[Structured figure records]
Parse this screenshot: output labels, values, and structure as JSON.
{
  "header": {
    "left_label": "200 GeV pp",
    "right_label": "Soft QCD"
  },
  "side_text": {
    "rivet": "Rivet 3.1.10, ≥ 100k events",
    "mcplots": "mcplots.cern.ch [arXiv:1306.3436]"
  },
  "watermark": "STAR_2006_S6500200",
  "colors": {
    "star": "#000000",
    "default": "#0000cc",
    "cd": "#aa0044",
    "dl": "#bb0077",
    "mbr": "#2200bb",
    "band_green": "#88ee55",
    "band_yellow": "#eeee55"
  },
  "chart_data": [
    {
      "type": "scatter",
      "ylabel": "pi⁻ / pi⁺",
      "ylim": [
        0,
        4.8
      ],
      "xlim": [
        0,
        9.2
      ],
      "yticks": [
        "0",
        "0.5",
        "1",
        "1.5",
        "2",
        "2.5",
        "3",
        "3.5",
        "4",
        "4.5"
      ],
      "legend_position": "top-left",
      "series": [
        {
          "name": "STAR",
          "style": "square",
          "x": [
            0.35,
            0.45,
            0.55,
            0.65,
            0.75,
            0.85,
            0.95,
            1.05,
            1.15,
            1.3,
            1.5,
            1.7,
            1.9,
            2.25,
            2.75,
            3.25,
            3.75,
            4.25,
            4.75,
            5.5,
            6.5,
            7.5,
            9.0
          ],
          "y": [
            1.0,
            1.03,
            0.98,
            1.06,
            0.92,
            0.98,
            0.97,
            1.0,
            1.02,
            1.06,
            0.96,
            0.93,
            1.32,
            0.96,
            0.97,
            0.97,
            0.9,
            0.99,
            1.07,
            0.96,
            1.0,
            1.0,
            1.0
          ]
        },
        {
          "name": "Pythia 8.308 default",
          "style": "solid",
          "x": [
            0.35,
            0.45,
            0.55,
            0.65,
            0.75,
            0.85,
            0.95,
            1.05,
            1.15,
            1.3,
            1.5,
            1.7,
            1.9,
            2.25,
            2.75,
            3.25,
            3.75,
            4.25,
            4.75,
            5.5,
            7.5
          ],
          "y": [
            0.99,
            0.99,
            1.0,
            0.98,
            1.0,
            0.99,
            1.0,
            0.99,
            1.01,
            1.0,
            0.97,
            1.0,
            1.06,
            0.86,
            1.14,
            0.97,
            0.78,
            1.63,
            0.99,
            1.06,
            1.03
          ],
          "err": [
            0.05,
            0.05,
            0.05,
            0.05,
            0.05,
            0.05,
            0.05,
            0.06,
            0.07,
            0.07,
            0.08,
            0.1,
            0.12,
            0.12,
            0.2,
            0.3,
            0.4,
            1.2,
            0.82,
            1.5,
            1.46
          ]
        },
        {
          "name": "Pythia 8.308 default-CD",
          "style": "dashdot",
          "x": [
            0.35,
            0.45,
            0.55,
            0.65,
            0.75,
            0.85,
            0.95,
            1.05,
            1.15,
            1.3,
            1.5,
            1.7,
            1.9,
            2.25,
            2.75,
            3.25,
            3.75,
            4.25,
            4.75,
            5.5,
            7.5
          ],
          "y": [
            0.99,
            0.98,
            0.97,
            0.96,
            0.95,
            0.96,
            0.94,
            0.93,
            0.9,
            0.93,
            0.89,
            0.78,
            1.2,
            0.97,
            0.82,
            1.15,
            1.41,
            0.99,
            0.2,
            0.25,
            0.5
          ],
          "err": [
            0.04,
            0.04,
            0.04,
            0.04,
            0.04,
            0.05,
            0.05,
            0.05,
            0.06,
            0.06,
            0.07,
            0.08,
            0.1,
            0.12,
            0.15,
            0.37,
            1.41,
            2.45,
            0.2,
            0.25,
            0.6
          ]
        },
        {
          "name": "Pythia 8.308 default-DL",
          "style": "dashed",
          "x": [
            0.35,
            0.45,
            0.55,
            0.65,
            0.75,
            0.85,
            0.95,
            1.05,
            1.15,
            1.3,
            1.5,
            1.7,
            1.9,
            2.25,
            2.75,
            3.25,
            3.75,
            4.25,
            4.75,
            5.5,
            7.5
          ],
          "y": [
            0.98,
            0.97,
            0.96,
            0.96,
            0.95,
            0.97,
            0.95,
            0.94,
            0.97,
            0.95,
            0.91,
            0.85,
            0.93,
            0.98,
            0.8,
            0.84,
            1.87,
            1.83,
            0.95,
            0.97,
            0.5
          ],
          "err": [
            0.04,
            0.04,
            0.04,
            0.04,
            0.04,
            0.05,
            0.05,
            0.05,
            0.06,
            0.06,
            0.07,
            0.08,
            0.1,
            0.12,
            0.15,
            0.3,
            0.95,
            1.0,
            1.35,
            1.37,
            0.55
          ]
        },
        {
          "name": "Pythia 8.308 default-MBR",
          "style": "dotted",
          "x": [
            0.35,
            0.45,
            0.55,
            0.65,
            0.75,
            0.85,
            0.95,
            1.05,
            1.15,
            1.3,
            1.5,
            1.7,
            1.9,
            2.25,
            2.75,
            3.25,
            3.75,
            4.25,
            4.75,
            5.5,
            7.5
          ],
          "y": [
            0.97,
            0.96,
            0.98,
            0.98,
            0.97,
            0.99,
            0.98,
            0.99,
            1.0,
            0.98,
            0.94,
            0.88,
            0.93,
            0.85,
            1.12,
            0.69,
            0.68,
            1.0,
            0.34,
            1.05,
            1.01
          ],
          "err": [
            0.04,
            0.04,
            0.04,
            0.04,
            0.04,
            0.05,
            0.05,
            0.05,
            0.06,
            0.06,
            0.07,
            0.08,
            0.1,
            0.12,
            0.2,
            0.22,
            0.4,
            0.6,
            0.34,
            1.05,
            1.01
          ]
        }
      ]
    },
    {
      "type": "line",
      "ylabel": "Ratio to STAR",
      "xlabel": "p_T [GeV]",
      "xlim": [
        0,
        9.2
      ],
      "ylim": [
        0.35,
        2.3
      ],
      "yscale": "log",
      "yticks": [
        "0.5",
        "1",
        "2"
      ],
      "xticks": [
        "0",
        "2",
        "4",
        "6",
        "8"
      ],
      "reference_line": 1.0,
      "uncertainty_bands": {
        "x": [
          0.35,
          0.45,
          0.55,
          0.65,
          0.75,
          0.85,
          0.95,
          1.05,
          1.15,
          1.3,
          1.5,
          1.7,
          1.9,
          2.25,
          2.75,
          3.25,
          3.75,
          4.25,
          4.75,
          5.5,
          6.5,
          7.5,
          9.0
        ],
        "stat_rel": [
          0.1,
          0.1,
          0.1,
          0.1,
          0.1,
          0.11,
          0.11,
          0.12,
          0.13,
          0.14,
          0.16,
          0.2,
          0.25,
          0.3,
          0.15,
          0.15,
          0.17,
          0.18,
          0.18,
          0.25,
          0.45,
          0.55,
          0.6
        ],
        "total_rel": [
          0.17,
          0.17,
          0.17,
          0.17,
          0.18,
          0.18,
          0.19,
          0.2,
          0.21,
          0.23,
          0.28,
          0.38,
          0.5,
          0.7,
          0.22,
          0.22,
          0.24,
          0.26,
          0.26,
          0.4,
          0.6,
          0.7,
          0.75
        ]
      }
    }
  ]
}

==

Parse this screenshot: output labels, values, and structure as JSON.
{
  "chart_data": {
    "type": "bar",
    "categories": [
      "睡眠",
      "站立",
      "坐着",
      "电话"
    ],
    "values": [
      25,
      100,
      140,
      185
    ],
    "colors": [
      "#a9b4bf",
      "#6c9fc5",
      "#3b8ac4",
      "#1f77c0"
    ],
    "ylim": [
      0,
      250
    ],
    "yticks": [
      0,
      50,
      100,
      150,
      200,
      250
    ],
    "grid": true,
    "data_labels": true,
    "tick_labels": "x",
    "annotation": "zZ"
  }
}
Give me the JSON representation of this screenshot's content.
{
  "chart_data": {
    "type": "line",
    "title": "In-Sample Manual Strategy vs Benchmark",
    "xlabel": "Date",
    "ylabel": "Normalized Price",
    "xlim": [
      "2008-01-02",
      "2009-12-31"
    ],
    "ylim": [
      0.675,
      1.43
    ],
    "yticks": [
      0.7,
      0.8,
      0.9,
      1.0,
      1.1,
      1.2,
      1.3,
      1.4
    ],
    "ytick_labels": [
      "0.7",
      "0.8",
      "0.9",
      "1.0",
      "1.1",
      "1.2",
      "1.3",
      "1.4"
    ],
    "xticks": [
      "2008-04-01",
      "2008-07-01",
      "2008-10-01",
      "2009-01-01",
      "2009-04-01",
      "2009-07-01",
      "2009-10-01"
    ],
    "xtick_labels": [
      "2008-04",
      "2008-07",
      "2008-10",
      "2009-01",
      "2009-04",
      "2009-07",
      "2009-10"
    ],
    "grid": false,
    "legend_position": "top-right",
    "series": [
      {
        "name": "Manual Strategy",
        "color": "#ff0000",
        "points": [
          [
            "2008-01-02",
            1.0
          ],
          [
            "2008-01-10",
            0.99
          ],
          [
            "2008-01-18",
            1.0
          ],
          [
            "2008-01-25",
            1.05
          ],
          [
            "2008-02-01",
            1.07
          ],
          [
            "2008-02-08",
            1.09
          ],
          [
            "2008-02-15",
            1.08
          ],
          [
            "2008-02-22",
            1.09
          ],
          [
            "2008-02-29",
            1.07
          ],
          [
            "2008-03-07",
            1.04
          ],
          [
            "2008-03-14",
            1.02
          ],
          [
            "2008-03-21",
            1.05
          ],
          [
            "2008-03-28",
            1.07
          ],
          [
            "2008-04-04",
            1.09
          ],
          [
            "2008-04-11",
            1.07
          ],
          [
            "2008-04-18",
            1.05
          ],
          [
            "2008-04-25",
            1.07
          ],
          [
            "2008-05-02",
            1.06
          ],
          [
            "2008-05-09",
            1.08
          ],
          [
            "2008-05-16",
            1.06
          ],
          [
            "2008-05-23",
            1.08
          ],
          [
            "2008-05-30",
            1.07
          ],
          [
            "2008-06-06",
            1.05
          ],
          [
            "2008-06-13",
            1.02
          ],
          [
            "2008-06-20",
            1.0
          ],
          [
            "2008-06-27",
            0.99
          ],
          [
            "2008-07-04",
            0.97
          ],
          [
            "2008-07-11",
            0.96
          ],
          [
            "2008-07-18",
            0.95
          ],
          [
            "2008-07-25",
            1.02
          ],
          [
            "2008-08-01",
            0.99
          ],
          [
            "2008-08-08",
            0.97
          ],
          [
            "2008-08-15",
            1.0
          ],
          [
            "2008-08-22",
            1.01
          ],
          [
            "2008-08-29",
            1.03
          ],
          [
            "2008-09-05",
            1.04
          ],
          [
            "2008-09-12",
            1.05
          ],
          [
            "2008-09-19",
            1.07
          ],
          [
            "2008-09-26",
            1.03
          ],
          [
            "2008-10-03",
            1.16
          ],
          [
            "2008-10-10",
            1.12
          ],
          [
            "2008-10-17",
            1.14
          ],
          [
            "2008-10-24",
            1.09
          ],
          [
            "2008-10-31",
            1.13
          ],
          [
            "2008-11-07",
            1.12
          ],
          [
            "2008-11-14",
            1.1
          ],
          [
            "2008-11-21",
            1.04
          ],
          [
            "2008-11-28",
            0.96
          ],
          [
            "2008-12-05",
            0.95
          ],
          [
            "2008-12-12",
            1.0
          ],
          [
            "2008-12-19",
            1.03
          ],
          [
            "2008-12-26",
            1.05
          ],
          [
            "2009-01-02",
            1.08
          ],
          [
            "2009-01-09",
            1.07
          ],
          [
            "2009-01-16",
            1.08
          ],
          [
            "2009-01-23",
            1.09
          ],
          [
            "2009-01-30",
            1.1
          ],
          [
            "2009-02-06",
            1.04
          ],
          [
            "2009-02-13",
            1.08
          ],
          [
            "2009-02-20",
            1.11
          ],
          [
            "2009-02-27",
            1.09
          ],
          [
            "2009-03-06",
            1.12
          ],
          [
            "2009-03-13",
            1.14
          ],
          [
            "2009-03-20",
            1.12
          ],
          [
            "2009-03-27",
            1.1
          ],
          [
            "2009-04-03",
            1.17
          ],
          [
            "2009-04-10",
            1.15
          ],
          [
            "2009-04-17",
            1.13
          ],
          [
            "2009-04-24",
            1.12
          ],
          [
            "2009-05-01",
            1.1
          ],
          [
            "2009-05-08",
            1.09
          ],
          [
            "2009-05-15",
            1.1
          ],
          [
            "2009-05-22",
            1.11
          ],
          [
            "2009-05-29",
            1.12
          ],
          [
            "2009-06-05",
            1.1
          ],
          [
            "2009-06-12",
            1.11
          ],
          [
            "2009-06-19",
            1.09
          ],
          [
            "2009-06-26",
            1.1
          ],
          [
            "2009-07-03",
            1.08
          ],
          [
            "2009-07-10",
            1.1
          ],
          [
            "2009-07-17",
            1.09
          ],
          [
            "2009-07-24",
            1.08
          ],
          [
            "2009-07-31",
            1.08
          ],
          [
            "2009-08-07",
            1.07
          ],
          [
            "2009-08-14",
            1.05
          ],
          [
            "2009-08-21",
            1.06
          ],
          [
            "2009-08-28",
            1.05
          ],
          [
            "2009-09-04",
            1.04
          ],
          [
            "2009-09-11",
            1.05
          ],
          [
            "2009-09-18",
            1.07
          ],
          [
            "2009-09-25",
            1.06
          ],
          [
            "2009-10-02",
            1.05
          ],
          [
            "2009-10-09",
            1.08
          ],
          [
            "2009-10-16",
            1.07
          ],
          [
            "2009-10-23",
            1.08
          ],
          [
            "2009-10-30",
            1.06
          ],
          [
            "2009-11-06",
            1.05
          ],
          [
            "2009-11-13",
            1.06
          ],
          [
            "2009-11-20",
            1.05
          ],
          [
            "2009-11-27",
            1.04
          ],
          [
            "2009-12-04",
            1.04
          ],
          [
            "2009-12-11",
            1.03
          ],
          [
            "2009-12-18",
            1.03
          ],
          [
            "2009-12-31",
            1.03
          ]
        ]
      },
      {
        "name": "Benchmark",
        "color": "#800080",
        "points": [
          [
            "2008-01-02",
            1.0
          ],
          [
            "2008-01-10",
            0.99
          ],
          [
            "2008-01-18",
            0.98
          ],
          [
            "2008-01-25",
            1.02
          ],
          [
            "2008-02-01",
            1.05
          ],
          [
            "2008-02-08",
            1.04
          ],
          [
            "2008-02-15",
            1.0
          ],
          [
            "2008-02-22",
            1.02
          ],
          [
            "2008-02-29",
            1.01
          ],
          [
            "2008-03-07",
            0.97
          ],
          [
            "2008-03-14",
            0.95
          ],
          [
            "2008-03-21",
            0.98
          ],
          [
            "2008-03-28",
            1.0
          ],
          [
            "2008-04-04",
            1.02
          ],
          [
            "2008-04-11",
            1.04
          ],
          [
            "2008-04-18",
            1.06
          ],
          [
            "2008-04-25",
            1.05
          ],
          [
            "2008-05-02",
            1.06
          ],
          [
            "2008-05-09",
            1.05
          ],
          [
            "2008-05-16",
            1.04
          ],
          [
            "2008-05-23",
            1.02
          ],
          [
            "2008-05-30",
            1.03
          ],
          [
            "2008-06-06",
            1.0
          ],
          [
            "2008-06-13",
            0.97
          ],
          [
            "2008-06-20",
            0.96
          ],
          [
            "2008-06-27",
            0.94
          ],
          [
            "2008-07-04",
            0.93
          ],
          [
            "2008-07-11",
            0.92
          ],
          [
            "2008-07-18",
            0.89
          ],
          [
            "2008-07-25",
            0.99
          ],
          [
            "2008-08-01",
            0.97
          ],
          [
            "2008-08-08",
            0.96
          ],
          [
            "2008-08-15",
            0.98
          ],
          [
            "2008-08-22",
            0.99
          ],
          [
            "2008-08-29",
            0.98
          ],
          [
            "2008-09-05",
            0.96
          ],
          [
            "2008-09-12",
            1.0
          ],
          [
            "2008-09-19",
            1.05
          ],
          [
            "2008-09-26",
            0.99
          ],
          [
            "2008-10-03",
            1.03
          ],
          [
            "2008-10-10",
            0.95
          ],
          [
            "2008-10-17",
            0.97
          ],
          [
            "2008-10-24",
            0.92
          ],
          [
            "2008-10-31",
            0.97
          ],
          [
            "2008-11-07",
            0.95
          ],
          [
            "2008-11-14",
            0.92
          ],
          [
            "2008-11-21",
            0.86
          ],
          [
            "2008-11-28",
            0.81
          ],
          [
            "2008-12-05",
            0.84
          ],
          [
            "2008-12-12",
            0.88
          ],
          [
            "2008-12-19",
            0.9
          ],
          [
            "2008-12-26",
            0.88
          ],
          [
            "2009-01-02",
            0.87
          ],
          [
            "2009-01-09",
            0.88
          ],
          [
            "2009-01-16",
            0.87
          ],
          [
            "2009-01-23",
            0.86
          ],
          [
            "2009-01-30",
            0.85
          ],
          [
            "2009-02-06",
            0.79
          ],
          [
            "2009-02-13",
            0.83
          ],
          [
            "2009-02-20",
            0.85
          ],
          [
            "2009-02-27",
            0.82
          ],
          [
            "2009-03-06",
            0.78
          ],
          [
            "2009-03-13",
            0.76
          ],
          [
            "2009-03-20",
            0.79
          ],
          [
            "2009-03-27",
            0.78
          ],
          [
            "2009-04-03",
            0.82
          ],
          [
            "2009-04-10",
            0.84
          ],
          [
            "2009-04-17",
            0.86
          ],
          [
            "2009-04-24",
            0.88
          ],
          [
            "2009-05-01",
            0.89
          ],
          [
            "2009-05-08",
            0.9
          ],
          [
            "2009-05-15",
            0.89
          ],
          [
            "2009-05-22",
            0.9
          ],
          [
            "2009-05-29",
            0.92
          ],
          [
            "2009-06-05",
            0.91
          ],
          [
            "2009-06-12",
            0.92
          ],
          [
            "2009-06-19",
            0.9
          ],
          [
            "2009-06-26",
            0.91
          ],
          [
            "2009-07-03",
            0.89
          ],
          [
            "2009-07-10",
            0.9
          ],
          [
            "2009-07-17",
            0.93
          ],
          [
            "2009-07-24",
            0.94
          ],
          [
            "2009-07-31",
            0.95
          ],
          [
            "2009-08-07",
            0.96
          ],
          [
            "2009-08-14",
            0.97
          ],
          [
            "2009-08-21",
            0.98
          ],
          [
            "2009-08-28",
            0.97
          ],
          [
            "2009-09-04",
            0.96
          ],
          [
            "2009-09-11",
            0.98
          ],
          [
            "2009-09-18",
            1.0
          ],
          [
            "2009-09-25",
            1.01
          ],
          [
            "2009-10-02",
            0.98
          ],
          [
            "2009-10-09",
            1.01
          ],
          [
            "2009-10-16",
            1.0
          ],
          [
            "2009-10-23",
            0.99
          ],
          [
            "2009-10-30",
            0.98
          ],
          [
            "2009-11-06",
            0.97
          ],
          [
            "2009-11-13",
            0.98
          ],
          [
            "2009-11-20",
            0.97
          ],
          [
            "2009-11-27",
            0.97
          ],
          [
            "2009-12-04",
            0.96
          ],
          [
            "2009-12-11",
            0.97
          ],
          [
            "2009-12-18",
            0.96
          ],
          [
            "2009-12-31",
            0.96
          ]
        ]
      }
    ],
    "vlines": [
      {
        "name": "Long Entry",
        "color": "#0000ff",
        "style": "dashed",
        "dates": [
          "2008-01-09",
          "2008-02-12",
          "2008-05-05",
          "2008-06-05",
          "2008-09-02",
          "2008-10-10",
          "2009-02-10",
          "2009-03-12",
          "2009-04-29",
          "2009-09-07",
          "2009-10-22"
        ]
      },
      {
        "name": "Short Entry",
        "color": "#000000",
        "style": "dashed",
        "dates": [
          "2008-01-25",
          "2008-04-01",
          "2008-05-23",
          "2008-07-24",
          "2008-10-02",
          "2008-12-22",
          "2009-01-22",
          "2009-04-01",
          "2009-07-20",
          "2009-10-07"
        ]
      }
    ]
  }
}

EXERCISE INSTRUCTIONS: Track down every line holding the string "default" and copy it.

RESULT BELOW:
    "default": "#0000cc",
          "name": "Pythia 8.308 default",
          "name": "Pythia 8.308 default-CD",
          "name": "Pythia 8.308 default-DL",
          "name": "Pythia 8.308 default-MBR",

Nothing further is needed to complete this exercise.